--- BEGIN Records for processing ---
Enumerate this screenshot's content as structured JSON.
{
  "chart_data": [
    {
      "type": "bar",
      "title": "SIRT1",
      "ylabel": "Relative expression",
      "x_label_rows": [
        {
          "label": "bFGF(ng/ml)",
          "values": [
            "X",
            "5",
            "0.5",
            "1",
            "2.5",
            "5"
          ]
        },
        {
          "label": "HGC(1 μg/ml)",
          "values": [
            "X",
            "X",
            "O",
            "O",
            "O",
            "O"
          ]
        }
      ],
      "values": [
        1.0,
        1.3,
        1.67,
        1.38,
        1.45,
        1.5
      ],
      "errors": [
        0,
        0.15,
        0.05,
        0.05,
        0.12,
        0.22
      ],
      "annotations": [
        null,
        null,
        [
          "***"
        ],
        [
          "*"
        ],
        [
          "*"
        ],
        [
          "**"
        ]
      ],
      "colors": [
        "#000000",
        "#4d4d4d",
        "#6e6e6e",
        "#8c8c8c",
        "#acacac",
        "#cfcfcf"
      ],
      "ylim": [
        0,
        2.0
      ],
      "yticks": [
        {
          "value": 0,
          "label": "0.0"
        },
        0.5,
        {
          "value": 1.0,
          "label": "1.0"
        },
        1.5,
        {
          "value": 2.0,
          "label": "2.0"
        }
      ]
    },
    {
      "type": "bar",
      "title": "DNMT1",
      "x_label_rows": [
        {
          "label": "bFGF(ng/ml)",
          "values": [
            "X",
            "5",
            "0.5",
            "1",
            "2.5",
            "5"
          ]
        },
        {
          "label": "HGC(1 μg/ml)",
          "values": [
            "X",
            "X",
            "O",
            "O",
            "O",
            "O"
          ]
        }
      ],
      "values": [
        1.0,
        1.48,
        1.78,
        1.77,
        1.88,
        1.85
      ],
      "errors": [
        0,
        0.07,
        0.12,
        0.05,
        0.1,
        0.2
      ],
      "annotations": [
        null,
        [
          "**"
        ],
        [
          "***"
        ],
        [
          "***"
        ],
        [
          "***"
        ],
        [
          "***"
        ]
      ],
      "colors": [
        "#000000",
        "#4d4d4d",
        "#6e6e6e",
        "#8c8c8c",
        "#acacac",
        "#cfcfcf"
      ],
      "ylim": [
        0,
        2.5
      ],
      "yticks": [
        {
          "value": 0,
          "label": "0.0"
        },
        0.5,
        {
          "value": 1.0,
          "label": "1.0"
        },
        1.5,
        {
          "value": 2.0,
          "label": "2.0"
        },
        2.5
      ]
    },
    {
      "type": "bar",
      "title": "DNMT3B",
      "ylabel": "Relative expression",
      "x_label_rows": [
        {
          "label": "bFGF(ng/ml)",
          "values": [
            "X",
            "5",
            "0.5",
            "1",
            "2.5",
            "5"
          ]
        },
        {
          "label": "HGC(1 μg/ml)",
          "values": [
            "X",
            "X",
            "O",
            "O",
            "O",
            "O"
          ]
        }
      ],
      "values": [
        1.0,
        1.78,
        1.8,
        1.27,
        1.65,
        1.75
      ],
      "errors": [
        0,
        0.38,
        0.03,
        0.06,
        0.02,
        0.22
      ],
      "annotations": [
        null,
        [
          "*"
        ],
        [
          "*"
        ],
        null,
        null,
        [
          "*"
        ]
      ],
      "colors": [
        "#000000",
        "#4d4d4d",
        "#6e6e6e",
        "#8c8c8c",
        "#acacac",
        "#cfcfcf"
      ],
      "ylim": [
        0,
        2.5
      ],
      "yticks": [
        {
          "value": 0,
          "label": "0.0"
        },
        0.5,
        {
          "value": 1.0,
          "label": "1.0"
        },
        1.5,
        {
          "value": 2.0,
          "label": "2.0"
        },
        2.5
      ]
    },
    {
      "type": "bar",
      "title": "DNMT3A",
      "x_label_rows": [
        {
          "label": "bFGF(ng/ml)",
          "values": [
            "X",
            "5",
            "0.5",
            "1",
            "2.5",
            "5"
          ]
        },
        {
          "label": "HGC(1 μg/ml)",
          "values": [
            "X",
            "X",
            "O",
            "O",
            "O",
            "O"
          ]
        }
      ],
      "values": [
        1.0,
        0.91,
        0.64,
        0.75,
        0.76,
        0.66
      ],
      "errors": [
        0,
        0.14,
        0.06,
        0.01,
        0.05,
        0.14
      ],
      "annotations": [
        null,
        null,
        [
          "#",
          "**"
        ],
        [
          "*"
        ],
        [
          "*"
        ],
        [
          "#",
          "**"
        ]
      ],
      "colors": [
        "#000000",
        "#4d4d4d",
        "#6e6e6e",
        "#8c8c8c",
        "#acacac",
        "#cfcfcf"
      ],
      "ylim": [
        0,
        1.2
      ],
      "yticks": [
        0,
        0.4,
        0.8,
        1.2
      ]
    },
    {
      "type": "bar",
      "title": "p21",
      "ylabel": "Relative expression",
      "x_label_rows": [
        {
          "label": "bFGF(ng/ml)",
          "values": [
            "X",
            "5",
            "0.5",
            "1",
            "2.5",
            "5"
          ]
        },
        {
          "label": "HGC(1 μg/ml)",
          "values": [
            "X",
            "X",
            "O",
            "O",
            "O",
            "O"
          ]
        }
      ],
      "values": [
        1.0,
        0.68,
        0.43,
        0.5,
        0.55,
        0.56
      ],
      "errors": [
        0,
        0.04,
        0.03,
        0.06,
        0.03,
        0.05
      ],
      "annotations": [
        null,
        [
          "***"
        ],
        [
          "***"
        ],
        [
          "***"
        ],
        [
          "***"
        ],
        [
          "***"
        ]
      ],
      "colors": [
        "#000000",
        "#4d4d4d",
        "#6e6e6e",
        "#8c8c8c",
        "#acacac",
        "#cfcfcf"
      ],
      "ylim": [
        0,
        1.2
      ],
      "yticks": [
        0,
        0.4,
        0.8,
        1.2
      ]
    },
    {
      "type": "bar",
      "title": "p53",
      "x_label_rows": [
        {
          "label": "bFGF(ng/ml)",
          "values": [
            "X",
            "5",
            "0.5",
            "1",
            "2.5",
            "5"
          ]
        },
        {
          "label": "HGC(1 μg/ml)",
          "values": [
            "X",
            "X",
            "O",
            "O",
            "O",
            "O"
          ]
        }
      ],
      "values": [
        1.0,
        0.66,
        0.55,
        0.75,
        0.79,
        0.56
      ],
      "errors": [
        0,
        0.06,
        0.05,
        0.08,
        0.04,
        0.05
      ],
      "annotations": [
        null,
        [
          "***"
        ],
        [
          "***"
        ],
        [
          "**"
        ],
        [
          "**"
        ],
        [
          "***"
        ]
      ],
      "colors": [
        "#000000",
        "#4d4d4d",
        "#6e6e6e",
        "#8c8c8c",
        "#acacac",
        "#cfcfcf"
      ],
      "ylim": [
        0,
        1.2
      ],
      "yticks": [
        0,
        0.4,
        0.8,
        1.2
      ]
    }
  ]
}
--- END Records for processing ---
[What you are asked to do] Your task is to output all of the data above word for word.

[Correct response]
Enumerate this screenshot's content as structured JSON.
{
  "chart_data": [
    {
      "type": "bar",
      "title": "SIRT1",
      "ylabel": "Relative expression",
      "x_label_rows": [
        {
          "label": "bFGF(ng/ml)",
          "values": [
            "X",
            "5",
            "0.5",
            "1",
            "2.5",
            "5"
          ]
        },
        {
          "label": "HGC(1 μg/ml)",
          "values": [
            "X",
            "X",
            "O",
            "O",
            "O",
            "O"
          ]
        }
      ],
      "values": [
        1.0,
        1.3,
        1.67,
        1.38,
        1.45,
        1.5
      ],
      "errors": [
        0,
        0.15,
        0.05,
        0.05,
        0.12,
        0.22
      ],
      "annotations": [
        null,
        null,
        [
          "***"
        ],
        [
          "*"
        ],
        [
          "*"
        ],
        [
          "**"
        ]
      ],
      "colors": [
        "#000000",
        "#4d4d4d",
        "#6e6e6e",
        "#8c8c8c",
        "#acacac",
        "#cfcfcf"
      ],
      "ylim": [
        0,
        2.0
      ],
      "yticks": [
        {
          "value": 0,
          "label": "0.0"
        },
        0.5,
        {
          "value": 1.0,
          "label": "1.0"
        },
        1.5,
        {
          "value": 2.0,
          "label": "2.0"
        }
      ]
    },
    {
      "type": "bar",
      "title": "DNMT1",
      "x_label_rows": [
        {
          "label": "bFGF(ng/ml)",
          "values": [
            "X",
            "5",
            "0.5",
            "1",
            "2.5",
            "5"
          ]
        },
        {
          "label": "HGC(1 μg/ml)",
          "values": [
            "X",
            "X",
            "O",
            "O",
            "O",
            "O"
          ]
        }
      ],
      "values": [
        1.0,
        1.48,
        1.78,
        1.77,
        1.88,
        1.85
      ],
      "errors": [
        0,
        0.07,
        0.12,
        0.05,
        0.1,
        0.2
      ],
      "annotations": [
        null,
        [
          "**"
        ],
        [
          "***"
        ],
        [
          "***"
        ],
        [
          "***"
        ],
        [
          "***"
        ]
      ],
      "colors": [
        "#000000",
        "#4d4d4d",
        "#6e6e6e",
        "#8c8c8c",
        "#acacac",
        "#cfcfcf"
      ],
      "ylim": [
        0,
        2.5
      ],
      "yticks": [
        {
          "value": 0,
          "label": "0.0"
        },
        0.5,
        {
          "value": 1.0,
          "label": "1.0"
        },
        1.5,
        {
          "value": 2.0,
          "label": "2.0"
        },
        2.5
      ]
    },
    {
      "type": "bar",
      "title": "DNMT3B",
      "ylabel": "Relative expression",
      "x_label_rows": [
        {
          "label": "bFGF(ng/ml)",
          "values": [
            "X",
            "5",
            "0.5",
            "1",
            "2.5",
            "5"
          ]
        },
        {
          "label": "HGC(1 μg/ml)",
          "values": [
            "X",
            "X",
            "O",
            "O",
            "O",
            "O"
          ]
        }
      ],
      "values": [
        1.0,
        1.78,
        1.8,
        1.27,
        1.65,
        1.75
      ],
      "errors": [
        0,
        0.38,
        0.03,
        0.06,
        0.02,
        0.22
      ],
      "annotations": [
        null,
        [
          "*"
        ],
        [
          "*"
        ],
        null,
        null,
        [
          "*"
        ]
      ],
      "colors": [
        "#000000",
        "#4d4d4d",
        "#6e6e6e",
        "#8c8c8c",
        "#acacac",
        "#cfcfcf"
      ],
      "ylim": [
        0,
        2.5
      ],
      "yticks": [
        {
          "value": 0,
          "label": "0.0"
        },
        0.5,
        {
          "value": 1.0,
          "label": "1.0"
        },
        1.5,
        {
          "value": 2.0,
          "label": "2.0"
        },
        2.5
      ]
    },
    {
      "type": "bar",
      "title": "DNMT3A",
      "x_label_rows": [
        {
          "label": "bFGF(ng/ml)",
          "values": [
            "X",
            "5",
            "0.5",
            "1",
            "2.5",
            "5"
          ]
        },
        {
          "label": "HGC(1 μg/ml)",
          "values": [
            "X",
            "X",
            "O",
            "O",
            "O",
            "O"
          ]
        }
      ],
      "values": [
        1.0,
        0.91,
        0.64,
        0.75,
        0.76,
        0.66
      ],
      "errors": [
        0,
        0.14,
        0.06,
        0.01,
        0.05,
        0.14
      ],
      "annotations": [
        null,
        null,
        [
          "#",
          "**"
        ],
        [
          "*"
        ],
        [
          "*"
        ],
        [
          "#",
          "**"
        ]
      ],
      "colors": [
        "#000000",
        "#4d4d4d",
        "#6e6e6e",
        "#8c8c8c",
        "#acacac",
        "#cfcfcf"
      ],
      "ylim": [
        0,
        1.2
      ],
      "yticks": [
        0,
        0.4,
        0.8,
        1.2
      ]
    },
    {
      "type": "bar",
      "title": "p21",
      "ylabel": "Relative expression",
      "x_label_rows": [
        {
          "label": "bFGF(ng/ml)",
          "values": [
            "X",
            "5",
            "0.5",
            "1",
            "2.5",
            "5"
          ]
        },
        {
          "label": "HGC(1 μg/ml)",
          "values": [
            "X",
            "X",
            "O",
            "O",
            "O",
            "O"
          ]
        }
      ],
      "values": [
        1.0,
        0.68,
        0.43,
        0.5,
        0.55,
        0.56
      ],
      "errors": [
        0,
        0.04,
        0.03,
        0.06,
        0.03,
        0.05
      ],
      "annotations": [
        null,
        [
          "***"
        ],
        [
          "***"
        ],
        [
          "***"
        ],
        [
          "***"
        ],
        [
          "***"
        ]
      ],
      "colors": [
        "#000000",
        "#4d4d4d",
        "#6e6e6e",
        "#8c8c8c",
        "#acacac",
        "#cfcfcf"
      ],
      "ylim": [
        0,
        1.2
      ],
      "yticks": [
        0,
        0.4,
        0.8,
        1.2
      ]
    },
    {
      "type": "bar",
      "title": "p53",
      "x_label_rows": [
        {
          "label": "bFGF(ng/ml)",
          "values": [
            "X",
            "5",
            "0.5",
            "1",
            "2.5",
            "5"
          ]
        },
        {
          "label": "HGC(1 μg/ml)",
          "values": [
            "X",
            "X",
            "O",
            "O",
            "O",
            "O"
          ]
        }
      ],
      "values": [
        1.0,
        0.66,
        0.55,
        0.75,
        0.79,
        0.56
      ],
      "errors": [
        0,
        0.06,
        0.05,
        0.08,
        0.04,
        0.05
      ],
      "annotations": [
        null,
        [
          "***"
        ],
        [
          "***"
        ],
        [
          "**"
        ],
        [
          "**"
        ],
        [
          "***"
        ]
      ],
      "colors": [
        "#000000",
        "#4d4d4d",
        "#6e6e6e",
        "#8c8c8c",
        "#acacac",
        "#cfcfcf"
      ],
      "ylim": [
        0,
        1.2
      ],
      "yticks": [
        0,
        0.4,
        0.8,
        1.2
      ]
    }
  ]
}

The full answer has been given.